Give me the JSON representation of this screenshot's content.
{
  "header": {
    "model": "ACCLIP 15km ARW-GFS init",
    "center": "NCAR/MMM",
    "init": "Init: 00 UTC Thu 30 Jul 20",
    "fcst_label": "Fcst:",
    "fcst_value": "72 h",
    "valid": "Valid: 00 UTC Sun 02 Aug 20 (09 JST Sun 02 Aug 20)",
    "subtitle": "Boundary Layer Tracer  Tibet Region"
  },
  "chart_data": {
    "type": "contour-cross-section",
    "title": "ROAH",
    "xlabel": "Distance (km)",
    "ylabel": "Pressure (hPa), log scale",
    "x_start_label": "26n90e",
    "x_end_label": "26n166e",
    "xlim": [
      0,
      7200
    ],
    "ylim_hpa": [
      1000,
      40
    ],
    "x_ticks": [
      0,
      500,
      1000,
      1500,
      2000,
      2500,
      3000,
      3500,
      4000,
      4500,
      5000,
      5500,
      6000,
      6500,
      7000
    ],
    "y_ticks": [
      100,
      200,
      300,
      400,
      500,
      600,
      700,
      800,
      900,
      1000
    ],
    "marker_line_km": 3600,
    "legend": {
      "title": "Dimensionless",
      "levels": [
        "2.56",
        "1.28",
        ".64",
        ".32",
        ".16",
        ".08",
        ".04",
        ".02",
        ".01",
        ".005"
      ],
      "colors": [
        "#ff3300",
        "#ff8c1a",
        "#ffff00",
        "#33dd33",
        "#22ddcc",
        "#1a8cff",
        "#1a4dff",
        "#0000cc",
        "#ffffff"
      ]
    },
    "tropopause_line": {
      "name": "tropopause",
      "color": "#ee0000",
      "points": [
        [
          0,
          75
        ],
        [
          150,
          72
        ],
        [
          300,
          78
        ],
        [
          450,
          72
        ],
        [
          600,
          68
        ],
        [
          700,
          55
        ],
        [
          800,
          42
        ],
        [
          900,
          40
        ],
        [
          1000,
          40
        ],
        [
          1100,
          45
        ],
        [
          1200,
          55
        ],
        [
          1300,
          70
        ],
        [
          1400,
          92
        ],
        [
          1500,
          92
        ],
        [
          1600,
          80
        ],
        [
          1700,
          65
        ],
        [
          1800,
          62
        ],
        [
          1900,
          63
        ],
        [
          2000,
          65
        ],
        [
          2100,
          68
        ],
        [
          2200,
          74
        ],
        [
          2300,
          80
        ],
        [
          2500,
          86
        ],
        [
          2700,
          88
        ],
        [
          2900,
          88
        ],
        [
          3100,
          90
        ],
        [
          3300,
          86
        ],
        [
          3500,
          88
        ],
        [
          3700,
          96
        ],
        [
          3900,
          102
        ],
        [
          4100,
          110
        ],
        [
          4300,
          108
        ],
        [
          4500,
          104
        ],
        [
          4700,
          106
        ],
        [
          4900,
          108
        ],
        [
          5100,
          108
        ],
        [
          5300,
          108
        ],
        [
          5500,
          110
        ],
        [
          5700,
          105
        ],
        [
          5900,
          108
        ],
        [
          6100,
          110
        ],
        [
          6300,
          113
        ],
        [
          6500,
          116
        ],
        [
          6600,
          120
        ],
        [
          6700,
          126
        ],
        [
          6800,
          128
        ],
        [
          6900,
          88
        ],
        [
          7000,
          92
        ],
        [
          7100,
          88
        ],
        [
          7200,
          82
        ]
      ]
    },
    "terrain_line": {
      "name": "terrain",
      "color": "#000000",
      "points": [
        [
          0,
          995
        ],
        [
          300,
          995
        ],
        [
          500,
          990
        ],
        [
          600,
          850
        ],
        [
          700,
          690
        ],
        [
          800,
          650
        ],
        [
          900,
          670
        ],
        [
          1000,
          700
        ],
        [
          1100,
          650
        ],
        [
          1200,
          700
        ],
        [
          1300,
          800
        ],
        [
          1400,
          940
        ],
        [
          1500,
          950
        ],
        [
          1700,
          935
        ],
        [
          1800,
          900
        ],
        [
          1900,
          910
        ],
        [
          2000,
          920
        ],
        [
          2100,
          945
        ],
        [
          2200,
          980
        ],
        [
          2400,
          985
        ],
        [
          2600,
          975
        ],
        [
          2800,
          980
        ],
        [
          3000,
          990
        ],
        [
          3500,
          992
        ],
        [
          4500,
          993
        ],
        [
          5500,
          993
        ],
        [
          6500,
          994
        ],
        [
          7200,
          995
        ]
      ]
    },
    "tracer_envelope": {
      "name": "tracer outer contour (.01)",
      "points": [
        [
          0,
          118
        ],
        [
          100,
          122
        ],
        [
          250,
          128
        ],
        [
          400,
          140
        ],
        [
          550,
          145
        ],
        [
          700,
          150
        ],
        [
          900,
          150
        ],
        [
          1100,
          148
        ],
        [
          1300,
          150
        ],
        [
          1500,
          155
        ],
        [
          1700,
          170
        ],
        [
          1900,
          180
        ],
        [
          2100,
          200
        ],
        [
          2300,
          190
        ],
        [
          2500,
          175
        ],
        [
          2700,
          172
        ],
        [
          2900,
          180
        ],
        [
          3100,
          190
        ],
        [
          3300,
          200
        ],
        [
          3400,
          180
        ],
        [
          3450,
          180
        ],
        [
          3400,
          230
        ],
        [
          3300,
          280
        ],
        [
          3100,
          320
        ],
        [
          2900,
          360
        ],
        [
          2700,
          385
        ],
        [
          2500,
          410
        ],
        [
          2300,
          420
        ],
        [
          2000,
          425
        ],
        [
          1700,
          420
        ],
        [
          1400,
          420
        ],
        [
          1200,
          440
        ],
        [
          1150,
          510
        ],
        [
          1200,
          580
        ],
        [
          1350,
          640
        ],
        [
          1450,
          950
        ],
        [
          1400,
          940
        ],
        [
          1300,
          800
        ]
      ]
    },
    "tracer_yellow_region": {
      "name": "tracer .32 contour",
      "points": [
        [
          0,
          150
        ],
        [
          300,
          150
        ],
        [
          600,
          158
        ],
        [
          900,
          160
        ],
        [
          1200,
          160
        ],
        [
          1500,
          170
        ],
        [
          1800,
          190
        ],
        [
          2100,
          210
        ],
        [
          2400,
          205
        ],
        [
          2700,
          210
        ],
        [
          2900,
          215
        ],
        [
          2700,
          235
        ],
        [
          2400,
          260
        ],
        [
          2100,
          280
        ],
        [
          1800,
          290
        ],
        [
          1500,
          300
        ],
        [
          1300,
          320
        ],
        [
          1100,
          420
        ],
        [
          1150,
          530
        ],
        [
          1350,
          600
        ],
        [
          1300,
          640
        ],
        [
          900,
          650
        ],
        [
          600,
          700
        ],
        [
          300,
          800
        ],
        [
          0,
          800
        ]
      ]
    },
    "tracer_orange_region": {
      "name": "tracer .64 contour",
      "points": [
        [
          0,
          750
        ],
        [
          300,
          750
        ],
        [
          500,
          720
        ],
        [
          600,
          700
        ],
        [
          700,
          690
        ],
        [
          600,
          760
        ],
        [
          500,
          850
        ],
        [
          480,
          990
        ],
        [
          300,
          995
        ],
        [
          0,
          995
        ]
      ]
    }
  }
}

━━━━━━

> _GIVEN PROBLEM_
All lines that include "init" are to be gathered and copied.

> _RESPONSE FOR THIS EXERCISE_
    "model": "ACCLIP 15km ARW-GFS init",
    "init": "Init: 00 UTC Thu 30 Jul 20",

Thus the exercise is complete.